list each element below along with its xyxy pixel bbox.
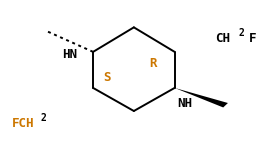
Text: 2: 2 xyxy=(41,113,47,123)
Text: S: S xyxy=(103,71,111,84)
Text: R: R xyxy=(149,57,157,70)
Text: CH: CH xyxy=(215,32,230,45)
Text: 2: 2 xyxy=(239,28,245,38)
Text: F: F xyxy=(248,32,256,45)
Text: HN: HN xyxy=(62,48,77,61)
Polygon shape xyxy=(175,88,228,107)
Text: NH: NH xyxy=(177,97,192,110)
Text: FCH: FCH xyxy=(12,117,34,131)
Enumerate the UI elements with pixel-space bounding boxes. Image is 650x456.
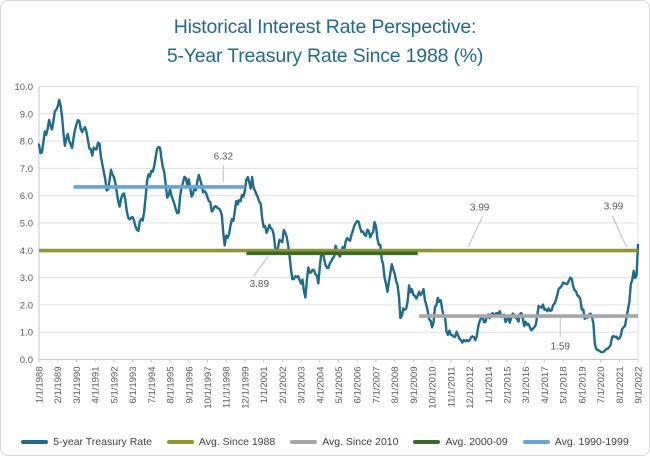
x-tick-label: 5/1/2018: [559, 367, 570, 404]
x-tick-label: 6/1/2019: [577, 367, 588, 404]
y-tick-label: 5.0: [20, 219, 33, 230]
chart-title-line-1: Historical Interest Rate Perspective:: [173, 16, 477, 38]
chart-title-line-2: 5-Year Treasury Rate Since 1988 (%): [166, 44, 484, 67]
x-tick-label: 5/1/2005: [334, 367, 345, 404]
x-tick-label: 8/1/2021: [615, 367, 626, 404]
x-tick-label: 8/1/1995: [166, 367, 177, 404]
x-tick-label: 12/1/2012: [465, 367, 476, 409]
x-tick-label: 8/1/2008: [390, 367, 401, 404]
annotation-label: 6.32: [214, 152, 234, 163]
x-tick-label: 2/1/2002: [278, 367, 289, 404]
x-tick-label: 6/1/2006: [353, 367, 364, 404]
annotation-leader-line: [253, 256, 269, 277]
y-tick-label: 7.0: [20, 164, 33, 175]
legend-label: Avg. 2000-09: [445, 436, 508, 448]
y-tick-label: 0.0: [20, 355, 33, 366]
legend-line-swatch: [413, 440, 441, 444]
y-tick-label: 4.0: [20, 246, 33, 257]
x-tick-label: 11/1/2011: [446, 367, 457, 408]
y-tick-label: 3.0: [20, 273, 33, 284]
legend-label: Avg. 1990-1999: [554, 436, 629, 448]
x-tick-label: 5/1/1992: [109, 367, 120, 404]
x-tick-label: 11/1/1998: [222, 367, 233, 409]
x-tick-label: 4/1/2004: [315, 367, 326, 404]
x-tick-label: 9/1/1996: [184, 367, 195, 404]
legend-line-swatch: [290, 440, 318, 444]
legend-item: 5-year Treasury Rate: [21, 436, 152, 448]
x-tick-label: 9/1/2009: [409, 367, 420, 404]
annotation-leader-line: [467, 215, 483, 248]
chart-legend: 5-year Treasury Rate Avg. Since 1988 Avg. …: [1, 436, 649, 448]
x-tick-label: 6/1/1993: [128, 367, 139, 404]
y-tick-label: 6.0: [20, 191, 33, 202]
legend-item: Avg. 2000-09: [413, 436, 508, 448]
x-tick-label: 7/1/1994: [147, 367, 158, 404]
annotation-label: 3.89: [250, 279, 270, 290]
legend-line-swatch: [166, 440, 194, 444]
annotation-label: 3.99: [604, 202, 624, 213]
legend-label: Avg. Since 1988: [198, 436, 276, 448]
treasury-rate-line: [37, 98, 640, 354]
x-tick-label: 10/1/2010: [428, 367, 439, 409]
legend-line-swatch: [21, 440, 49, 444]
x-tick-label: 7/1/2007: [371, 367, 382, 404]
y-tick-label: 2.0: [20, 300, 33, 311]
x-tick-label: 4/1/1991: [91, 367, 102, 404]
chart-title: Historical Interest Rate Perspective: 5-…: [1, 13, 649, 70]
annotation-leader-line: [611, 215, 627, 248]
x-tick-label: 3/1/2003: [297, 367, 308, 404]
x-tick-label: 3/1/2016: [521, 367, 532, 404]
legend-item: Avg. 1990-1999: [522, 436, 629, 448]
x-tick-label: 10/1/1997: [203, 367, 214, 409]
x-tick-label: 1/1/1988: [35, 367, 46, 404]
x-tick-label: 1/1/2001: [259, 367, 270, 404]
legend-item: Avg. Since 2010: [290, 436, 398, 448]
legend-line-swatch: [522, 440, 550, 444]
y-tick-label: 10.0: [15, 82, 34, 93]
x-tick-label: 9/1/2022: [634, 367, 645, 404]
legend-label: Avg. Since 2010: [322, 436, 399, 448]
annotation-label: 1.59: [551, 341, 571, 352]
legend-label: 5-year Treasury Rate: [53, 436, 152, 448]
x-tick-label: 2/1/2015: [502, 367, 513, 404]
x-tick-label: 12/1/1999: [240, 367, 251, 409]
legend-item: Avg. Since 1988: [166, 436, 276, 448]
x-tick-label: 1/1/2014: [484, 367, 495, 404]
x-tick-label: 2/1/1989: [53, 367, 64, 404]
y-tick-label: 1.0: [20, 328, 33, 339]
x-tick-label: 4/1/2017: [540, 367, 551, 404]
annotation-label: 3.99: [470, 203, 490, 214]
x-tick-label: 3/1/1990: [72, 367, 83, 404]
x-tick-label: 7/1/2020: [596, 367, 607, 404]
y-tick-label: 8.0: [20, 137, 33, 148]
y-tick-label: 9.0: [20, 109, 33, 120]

____________________

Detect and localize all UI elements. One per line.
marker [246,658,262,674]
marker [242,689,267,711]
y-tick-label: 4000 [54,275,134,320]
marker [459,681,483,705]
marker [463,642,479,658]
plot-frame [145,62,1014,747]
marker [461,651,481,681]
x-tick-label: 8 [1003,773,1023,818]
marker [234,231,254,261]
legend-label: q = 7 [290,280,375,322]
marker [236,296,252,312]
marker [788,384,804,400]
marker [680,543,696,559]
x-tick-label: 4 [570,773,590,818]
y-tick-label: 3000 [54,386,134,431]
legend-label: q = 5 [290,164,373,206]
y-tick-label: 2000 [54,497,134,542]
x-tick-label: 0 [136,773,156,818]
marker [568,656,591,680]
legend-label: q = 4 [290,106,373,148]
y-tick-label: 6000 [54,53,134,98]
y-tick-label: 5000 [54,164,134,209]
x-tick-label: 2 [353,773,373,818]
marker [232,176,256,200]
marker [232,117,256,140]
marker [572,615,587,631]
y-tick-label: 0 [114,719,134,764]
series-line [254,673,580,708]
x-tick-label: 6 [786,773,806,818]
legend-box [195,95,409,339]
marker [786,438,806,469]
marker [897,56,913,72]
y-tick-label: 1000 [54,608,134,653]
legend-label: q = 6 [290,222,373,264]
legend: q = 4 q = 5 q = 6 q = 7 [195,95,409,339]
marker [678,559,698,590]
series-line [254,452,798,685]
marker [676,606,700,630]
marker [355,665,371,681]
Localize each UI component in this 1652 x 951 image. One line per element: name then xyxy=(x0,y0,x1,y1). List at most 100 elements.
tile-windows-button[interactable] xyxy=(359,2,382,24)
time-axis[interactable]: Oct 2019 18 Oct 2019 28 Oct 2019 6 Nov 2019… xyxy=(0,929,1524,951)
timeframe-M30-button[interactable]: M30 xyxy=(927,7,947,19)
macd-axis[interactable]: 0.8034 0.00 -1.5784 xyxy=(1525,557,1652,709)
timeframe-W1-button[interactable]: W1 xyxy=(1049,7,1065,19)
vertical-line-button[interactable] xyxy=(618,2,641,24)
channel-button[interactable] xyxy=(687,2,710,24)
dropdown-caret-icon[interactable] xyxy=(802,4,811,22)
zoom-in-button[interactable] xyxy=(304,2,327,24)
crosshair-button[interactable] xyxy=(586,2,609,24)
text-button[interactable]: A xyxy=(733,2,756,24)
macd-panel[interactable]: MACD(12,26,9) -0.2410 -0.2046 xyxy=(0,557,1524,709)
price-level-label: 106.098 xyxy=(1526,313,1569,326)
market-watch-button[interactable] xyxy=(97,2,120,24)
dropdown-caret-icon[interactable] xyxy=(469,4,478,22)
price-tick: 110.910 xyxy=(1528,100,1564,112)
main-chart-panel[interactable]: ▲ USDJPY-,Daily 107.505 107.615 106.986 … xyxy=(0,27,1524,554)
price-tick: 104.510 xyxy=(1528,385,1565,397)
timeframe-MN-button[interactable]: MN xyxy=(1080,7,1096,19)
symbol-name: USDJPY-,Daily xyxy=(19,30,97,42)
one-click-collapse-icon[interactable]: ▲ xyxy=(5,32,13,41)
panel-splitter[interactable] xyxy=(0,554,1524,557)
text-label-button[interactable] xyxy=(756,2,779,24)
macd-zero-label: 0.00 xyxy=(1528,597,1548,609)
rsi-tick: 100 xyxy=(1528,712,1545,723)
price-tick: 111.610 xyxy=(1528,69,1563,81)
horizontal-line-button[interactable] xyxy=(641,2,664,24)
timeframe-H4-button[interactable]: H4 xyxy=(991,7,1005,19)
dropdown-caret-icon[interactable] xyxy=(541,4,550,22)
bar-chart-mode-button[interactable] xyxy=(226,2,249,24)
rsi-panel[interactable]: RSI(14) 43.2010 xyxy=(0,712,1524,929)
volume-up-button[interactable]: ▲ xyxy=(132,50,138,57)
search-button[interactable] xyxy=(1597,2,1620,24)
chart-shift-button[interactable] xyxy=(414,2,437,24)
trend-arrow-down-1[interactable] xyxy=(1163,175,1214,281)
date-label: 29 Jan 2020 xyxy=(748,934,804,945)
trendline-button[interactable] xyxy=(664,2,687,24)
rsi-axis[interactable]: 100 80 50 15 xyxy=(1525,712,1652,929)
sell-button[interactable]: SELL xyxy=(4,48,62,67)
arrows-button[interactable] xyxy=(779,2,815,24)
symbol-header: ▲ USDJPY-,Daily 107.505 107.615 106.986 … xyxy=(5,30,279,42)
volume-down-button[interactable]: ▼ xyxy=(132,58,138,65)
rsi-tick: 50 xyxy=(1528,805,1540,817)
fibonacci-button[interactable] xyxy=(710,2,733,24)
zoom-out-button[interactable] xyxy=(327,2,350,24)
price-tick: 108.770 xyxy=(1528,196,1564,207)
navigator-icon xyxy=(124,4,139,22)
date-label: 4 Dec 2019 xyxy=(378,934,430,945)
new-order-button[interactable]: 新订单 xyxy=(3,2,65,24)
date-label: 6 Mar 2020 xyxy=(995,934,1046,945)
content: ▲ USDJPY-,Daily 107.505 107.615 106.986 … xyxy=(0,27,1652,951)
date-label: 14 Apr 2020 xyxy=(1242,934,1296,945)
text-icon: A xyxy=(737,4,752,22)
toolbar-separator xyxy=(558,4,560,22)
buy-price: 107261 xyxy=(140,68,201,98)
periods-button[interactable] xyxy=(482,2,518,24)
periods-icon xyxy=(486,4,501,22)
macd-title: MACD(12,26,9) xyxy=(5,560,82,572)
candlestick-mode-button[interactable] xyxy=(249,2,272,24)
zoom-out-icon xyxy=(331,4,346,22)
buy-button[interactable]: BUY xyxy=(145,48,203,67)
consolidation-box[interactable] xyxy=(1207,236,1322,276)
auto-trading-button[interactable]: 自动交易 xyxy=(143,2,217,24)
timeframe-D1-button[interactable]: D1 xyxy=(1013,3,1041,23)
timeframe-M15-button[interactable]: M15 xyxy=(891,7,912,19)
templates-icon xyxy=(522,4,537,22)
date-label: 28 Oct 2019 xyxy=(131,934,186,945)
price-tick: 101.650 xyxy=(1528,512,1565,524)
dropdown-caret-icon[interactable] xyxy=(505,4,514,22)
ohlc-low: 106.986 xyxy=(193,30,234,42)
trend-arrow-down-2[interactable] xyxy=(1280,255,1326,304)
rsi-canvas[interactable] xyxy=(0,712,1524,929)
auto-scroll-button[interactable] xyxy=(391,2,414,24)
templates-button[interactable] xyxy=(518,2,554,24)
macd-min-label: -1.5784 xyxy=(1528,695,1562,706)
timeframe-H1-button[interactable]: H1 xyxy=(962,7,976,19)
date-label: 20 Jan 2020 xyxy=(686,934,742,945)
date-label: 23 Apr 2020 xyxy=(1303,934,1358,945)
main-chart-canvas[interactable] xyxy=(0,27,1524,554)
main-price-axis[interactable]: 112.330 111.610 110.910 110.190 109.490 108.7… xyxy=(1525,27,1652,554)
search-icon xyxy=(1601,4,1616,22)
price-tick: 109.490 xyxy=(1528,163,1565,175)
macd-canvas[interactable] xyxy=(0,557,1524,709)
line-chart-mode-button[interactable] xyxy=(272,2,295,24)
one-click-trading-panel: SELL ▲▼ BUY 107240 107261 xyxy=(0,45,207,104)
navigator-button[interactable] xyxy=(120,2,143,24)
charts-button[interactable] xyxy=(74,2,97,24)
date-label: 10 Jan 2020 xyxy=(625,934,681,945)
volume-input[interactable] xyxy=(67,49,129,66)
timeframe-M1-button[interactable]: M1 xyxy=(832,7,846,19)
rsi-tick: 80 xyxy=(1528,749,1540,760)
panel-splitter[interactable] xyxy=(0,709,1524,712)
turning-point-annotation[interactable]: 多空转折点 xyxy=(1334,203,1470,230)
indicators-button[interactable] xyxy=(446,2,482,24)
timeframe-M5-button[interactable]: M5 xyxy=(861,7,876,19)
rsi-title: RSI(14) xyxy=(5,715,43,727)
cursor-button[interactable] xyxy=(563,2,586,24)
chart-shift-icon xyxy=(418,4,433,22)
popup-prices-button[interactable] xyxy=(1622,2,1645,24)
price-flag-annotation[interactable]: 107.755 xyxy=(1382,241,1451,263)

____________________

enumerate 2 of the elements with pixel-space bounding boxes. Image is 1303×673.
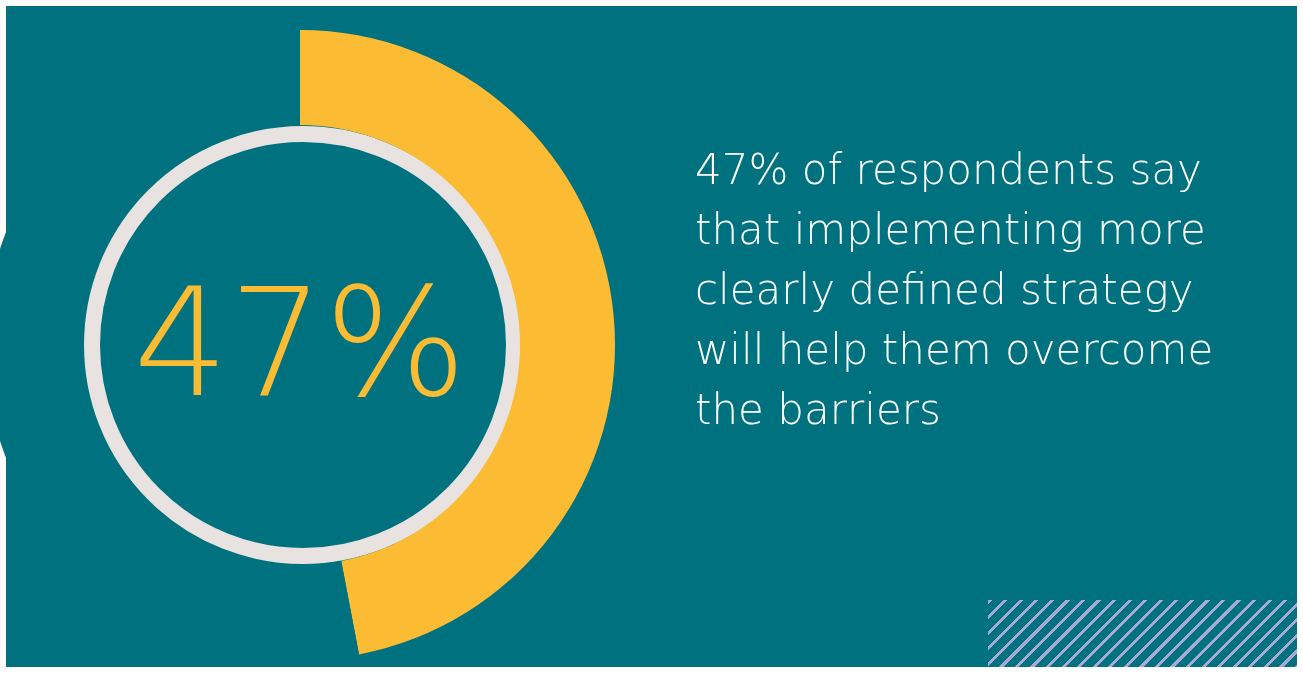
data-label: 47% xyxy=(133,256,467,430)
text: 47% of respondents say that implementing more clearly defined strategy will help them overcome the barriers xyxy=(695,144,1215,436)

____________________

## Objective
Starting at the line that has "list each element" and ending with the line that has "Text: FCH: FCH xyxy=(12,117,34,131)", change "Polygon" to "Freeform" and reproduce those lines with nothing else altered. Omit the pictures from your answer.

## Output
list each element below along with its xyxy pixel bbox.
Text: 2: 2 xyxy=(41,113,47,123)
Text: S: S xyxy=(103,71,111,84)
Text: R: R xyxy=(149,57,157,70)
Text: CH: CH xyxy=(215,32,230,45)
Text: 2: 2 xyxy=(239,28,245,38)
Text: F: F xyxy=(248,32,256,45)
Text: HN: HN xyxy=(62,48,77,61)
Freeform shape xyxy=(175,88,228,107)
Text: NH: NH xyxy=(177,97,192,110)
Text: FCH: FCH xyxy=(12,117,34,131)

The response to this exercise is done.